= Task instructions =
In the data that follows, count every line holding the string "WIRE" and give the count alone.

= Task input =
# # # # #
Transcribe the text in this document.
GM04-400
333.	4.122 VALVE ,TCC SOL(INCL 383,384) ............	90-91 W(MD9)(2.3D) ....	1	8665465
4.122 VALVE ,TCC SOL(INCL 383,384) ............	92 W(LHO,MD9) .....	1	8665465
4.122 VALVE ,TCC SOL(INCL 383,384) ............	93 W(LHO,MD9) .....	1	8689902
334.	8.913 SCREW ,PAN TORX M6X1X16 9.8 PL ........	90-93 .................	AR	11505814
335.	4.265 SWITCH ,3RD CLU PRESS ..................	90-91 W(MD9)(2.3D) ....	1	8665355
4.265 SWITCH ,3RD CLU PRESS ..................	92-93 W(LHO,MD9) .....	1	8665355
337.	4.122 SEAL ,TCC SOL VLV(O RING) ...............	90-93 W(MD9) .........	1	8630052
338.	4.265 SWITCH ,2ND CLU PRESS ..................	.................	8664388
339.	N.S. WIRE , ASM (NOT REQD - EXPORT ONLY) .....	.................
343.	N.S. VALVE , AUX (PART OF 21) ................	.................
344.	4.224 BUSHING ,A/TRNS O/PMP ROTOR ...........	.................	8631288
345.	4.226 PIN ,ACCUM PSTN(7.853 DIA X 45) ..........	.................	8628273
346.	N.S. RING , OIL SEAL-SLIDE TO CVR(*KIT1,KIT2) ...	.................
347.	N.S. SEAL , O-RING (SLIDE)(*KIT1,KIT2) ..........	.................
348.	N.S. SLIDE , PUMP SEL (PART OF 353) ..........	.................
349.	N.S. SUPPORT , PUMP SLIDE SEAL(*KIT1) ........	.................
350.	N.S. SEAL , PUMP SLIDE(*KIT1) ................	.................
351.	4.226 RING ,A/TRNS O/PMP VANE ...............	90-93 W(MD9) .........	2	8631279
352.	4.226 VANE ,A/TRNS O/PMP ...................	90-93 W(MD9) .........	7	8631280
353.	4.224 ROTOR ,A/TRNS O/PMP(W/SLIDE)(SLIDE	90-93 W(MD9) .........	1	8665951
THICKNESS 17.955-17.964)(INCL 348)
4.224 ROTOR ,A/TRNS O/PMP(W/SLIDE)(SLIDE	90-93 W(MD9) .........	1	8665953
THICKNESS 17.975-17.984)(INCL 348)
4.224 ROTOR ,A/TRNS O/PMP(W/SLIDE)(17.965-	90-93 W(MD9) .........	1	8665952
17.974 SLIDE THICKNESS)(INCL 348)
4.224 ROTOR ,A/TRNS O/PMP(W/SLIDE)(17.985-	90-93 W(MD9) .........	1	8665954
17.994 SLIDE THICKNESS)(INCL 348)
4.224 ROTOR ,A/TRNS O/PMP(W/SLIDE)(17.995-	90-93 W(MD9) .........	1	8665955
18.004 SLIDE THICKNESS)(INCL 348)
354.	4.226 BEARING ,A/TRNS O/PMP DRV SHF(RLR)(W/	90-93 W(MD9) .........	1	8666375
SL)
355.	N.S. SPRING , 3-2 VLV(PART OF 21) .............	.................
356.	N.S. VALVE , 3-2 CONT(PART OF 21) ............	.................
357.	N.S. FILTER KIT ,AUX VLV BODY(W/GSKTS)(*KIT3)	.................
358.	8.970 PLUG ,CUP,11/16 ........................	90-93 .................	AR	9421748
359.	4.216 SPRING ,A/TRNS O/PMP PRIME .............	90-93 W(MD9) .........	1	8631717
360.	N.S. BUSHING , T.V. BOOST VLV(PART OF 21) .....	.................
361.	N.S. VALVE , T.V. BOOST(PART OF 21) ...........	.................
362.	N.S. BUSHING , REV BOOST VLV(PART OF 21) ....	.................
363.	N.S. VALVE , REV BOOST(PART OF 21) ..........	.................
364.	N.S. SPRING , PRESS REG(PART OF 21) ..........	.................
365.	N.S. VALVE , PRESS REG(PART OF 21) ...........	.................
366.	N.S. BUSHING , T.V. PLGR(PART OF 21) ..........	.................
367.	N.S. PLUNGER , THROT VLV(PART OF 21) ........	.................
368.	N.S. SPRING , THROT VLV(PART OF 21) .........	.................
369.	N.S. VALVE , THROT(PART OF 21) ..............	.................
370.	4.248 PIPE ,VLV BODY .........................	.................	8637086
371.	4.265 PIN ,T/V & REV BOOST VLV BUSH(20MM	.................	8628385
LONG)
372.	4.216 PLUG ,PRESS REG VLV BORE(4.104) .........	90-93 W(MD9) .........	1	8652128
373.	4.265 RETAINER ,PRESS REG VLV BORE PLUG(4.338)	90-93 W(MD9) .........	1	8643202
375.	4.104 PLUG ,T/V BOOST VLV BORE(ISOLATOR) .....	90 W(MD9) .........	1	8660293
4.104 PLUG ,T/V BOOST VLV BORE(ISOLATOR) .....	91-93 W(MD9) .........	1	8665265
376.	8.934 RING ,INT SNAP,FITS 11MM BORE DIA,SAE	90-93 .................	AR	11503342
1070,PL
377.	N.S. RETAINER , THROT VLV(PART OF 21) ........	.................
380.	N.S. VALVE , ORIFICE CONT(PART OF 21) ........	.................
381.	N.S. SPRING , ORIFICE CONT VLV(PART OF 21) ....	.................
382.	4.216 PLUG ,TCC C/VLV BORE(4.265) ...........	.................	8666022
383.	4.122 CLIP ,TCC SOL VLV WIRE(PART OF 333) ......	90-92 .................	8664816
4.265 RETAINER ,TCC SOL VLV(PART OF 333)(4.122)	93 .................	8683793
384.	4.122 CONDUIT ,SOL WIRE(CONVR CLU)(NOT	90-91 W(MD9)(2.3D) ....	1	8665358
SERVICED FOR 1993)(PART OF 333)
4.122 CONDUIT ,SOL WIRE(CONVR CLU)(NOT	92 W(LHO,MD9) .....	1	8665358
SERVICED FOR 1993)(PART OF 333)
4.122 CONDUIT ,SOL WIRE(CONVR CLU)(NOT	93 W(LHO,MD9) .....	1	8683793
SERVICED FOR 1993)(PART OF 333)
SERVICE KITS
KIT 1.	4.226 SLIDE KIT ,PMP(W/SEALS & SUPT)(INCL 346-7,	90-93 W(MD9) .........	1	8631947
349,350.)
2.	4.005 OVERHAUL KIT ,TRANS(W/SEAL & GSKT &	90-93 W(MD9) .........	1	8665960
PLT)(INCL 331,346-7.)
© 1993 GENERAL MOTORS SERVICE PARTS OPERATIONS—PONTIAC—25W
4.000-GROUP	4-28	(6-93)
# # # # #
= In response =
5